» **Saved entries**
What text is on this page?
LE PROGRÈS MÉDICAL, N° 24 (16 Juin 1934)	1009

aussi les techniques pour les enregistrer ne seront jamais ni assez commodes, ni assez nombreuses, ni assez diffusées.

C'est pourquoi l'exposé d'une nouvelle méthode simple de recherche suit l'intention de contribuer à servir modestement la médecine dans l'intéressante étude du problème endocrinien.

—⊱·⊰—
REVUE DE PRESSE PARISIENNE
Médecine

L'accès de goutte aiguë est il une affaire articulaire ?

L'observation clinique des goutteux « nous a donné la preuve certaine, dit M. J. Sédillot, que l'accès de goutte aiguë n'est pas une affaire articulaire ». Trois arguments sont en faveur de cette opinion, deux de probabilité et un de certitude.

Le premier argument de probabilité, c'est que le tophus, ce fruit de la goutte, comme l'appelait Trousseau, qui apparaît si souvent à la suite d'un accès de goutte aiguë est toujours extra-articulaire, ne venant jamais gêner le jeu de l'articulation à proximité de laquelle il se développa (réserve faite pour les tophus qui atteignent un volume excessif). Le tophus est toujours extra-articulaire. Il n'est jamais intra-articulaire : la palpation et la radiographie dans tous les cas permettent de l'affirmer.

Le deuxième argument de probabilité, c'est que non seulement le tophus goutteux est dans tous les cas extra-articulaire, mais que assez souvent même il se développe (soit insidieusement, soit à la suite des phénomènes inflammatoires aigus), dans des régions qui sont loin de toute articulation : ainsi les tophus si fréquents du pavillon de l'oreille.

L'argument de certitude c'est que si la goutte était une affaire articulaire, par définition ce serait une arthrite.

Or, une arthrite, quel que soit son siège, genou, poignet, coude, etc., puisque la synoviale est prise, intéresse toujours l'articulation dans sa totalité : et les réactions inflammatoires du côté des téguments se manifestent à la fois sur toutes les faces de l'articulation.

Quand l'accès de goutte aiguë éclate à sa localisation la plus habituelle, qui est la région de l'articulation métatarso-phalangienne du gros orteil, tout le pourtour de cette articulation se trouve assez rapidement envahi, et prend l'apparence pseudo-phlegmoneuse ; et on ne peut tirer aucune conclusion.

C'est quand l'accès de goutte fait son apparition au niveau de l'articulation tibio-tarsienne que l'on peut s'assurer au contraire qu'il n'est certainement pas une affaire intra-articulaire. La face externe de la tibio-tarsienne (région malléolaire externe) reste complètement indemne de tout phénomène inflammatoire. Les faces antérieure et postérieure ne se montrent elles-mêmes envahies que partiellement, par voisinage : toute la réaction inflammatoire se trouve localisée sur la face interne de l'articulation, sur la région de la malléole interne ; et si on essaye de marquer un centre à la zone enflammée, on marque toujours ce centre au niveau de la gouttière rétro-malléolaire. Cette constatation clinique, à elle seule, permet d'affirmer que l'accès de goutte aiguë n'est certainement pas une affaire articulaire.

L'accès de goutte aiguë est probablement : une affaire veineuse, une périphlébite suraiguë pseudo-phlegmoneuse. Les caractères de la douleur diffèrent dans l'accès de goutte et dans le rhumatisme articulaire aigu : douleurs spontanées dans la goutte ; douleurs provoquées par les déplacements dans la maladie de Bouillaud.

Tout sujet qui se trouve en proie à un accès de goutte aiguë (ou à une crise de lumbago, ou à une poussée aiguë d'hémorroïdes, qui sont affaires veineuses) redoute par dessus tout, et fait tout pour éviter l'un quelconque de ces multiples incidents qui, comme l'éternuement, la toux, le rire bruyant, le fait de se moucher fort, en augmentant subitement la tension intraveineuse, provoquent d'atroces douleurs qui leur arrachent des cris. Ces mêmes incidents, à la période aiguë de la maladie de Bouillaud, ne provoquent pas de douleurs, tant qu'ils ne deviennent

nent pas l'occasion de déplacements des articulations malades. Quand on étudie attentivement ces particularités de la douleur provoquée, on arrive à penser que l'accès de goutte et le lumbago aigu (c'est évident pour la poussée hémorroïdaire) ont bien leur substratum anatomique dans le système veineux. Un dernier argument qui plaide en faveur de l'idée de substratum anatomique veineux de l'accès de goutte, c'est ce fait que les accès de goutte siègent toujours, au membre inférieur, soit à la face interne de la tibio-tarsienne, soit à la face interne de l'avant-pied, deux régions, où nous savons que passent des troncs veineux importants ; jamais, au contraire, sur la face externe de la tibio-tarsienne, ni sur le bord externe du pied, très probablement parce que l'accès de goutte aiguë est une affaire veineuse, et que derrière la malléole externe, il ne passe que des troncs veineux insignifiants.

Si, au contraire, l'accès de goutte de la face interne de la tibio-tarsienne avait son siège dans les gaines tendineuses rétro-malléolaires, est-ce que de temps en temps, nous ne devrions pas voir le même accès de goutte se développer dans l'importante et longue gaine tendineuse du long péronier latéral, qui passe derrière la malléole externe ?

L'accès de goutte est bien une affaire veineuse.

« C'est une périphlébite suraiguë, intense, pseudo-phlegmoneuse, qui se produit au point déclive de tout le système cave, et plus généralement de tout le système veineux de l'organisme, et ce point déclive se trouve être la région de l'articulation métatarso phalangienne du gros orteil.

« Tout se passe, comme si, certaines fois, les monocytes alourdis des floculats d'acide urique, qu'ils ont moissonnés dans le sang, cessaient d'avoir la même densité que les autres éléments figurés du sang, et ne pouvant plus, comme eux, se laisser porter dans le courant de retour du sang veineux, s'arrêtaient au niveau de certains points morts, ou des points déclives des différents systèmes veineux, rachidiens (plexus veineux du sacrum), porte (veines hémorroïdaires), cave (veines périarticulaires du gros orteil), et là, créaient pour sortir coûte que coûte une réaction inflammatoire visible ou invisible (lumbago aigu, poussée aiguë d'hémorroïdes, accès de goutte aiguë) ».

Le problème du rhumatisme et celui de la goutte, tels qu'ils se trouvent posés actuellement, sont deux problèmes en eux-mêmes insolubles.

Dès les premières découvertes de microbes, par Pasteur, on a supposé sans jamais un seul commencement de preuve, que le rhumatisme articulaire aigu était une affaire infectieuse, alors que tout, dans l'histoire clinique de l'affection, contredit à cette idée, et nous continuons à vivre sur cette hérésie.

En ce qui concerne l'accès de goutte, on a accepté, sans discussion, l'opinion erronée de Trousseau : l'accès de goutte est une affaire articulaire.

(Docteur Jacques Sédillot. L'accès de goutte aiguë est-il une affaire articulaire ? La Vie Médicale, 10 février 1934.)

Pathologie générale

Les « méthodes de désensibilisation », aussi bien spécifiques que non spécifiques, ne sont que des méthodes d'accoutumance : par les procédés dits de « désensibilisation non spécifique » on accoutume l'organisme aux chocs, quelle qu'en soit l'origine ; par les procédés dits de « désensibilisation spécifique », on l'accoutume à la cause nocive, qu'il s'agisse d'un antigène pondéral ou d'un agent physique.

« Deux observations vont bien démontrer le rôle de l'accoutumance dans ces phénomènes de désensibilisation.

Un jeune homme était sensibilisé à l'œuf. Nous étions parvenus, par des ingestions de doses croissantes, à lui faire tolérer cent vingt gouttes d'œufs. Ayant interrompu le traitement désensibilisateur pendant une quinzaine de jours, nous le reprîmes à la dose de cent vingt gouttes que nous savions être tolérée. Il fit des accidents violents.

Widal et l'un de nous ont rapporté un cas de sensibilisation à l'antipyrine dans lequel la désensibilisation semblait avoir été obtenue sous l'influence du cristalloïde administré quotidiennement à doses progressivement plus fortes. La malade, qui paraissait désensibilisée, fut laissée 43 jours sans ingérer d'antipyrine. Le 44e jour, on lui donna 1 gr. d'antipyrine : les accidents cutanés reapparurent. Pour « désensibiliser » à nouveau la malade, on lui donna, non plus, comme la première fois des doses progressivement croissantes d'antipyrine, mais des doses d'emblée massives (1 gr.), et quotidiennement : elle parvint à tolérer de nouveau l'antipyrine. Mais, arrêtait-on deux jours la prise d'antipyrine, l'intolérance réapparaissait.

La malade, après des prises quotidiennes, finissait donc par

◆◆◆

...

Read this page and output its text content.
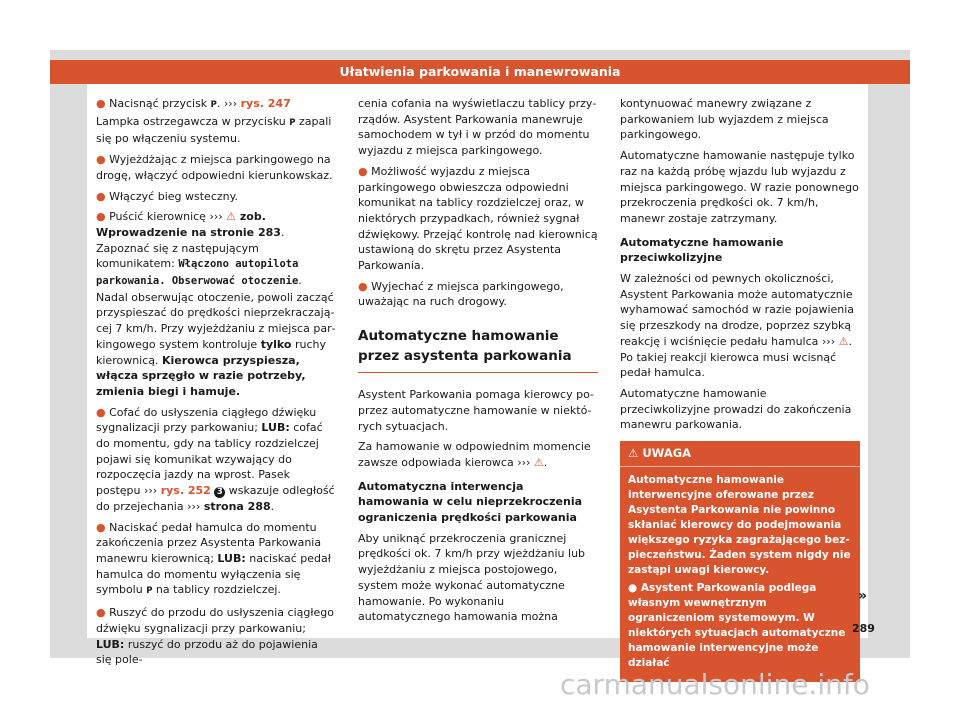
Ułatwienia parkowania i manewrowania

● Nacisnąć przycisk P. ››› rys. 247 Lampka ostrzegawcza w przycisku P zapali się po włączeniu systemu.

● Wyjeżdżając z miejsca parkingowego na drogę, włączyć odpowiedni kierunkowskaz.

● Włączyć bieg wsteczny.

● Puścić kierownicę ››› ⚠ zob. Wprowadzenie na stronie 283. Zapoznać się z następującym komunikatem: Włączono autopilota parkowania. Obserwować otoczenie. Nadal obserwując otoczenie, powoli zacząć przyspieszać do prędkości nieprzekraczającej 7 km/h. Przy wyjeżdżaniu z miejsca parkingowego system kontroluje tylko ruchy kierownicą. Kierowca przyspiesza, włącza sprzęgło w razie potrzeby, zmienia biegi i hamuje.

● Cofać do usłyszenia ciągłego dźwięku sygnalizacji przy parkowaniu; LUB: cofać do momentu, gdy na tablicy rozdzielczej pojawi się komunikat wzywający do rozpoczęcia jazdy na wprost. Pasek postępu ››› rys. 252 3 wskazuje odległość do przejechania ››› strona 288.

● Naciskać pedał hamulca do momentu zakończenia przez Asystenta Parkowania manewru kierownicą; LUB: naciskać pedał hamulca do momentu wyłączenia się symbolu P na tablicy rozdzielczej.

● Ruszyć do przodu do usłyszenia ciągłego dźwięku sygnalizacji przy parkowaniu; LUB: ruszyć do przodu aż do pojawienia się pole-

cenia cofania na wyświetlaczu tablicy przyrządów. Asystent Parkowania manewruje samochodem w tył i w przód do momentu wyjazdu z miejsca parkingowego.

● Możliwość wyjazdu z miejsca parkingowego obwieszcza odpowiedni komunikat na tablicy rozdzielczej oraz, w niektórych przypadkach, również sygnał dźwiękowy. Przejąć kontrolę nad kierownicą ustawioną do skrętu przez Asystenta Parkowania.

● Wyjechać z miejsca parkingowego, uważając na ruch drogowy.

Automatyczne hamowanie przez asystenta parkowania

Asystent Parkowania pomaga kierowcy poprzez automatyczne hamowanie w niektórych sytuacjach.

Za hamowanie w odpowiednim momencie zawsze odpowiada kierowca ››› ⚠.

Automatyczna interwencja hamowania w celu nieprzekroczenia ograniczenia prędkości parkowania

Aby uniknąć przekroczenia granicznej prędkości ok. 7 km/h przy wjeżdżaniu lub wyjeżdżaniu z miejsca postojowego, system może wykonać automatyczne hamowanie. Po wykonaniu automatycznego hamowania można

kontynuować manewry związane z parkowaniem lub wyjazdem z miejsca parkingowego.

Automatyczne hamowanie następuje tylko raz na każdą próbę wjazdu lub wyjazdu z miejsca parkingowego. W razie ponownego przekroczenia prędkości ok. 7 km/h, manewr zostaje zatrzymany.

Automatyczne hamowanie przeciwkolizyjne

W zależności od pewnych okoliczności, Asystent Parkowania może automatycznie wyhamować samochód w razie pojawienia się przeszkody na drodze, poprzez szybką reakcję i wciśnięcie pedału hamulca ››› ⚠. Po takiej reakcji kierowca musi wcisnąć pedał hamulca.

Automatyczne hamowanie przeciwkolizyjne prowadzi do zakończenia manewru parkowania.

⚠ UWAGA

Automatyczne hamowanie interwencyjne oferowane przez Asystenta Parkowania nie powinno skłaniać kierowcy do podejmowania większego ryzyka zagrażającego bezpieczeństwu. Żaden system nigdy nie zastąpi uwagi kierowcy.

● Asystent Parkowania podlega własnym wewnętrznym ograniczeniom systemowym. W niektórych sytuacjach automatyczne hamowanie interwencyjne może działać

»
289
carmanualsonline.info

» **WHAT THIS TASK INVOLVES**
Check each line in the records for the word "probablement" and say how many have it, with nothing else.

» **FINISHED ANSWER**
2